What is needed: Exactly the lines from the one containing "Transcribe this chart's" through the final line of the listing are to be retyped, and nothing more.

[Records about charts and figures]
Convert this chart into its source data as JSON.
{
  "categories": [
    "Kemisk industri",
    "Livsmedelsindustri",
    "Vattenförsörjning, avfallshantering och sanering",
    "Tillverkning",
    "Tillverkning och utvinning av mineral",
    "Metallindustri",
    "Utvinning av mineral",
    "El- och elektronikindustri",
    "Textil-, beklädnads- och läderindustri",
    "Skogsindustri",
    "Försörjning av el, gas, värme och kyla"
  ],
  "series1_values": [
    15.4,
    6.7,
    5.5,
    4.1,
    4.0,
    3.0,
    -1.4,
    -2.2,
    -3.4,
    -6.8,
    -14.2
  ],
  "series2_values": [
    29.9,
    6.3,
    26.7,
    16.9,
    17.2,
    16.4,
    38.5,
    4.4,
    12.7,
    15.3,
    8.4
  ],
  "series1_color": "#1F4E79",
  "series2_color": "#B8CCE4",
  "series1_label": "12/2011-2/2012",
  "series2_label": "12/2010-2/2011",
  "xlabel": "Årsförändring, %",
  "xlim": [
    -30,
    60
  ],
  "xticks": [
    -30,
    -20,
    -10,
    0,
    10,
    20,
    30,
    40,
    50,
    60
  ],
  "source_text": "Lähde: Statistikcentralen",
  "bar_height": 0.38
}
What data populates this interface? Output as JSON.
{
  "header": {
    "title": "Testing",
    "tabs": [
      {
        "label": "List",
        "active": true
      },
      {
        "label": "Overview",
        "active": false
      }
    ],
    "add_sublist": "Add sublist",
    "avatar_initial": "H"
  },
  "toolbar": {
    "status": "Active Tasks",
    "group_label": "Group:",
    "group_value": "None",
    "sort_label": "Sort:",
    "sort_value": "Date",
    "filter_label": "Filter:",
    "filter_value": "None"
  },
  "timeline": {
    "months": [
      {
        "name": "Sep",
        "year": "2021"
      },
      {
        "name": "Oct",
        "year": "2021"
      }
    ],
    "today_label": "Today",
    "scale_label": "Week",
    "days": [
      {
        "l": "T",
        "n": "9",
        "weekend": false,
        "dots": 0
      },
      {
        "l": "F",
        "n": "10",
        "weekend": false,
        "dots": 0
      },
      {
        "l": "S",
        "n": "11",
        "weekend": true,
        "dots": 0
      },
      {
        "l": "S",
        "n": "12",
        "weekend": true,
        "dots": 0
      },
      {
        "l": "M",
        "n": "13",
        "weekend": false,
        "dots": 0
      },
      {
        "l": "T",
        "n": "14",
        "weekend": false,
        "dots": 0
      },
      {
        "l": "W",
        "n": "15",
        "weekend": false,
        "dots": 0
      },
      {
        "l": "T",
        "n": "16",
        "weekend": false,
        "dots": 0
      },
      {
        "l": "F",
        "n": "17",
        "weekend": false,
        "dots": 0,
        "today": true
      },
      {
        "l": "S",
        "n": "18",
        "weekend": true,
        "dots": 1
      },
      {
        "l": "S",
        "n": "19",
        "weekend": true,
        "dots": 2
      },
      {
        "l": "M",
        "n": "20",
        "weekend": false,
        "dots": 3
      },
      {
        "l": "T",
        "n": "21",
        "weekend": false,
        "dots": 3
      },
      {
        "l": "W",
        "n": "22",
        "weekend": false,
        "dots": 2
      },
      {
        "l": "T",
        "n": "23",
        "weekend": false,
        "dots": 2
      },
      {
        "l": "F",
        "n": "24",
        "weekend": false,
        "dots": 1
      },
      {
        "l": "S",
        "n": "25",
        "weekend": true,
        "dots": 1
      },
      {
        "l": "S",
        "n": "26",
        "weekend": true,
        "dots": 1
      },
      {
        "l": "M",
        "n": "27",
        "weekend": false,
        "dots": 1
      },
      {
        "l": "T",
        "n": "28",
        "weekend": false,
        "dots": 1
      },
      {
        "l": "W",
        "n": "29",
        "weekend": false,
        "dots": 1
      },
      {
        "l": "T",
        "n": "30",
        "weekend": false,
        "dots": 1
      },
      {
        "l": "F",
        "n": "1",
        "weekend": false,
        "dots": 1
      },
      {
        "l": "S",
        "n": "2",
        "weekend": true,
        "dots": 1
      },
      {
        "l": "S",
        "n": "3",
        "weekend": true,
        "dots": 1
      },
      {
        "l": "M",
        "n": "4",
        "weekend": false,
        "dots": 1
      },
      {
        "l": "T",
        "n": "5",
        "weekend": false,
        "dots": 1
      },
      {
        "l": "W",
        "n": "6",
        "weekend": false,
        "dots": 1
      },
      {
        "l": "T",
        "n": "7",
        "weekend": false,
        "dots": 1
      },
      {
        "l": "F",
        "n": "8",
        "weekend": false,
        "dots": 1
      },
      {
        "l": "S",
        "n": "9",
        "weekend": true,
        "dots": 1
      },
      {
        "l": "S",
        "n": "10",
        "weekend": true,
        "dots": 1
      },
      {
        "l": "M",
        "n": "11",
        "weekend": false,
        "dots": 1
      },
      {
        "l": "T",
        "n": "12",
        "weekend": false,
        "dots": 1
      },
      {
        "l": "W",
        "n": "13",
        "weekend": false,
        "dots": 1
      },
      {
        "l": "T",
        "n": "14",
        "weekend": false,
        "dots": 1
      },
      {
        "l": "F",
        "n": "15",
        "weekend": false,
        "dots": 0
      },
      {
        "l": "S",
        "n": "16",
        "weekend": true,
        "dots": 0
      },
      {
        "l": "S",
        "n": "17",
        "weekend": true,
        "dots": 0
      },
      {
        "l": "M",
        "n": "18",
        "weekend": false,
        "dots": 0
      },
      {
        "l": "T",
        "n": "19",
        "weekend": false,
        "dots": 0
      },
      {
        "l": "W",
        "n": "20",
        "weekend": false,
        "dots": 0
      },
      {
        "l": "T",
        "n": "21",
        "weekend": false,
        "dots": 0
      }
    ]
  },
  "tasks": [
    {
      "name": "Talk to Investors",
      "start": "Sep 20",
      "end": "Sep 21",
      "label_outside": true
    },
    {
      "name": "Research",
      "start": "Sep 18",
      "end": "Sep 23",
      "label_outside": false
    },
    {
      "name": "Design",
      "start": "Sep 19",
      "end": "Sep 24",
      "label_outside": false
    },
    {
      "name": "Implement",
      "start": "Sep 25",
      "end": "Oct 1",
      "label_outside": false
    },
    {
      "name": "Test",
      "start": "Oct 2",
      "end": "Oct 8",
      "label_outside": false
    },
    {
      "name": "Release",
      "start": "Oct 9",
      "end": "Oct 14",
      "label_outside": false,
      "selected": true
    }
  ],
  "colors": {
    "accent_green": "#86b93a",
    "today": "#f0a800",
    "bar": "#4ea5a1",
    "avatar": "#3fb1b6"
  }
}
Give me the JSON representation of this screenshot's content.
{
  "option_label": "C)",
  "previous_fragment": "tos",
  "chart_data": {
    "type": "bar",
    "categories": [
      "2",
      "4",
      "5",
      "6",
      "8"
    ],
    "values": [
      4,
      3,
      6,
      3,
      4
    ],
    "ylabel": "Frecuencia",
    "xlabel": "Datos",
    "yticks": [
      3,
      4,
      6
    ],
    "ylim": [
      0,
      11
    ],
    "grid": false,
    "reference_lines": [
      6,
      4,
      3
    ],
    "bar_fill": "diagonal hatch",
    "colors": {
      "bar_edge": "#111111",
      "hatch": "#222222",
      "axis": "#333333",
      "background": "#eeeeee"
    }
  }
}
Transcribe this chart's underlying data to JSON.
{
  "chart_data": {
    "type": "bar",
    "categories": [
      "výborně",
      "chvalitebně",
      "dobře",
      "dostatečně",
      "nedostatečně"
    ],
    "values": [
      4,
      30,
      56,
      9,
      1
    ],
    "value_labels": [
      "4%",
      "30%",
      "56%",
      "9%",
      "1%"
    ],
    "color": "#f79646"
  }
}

The response:
Transcribe this chart's underlying data to JSON.
{
  "chart_data": {
    "type": "bar",
    "categories": [
      "výborně",
      "chvalitebně",
      "dobře",
      "dostatečně",
      "nedostatečně"
    ],
    "values": [
      4,
      30,
      56,
      9,
      1
    ],
    "value_labels": [
      "4%",
      "30%",
      "56%",
      "9%",
      "1%"
    ],
    "color": "#f79646"
  }
}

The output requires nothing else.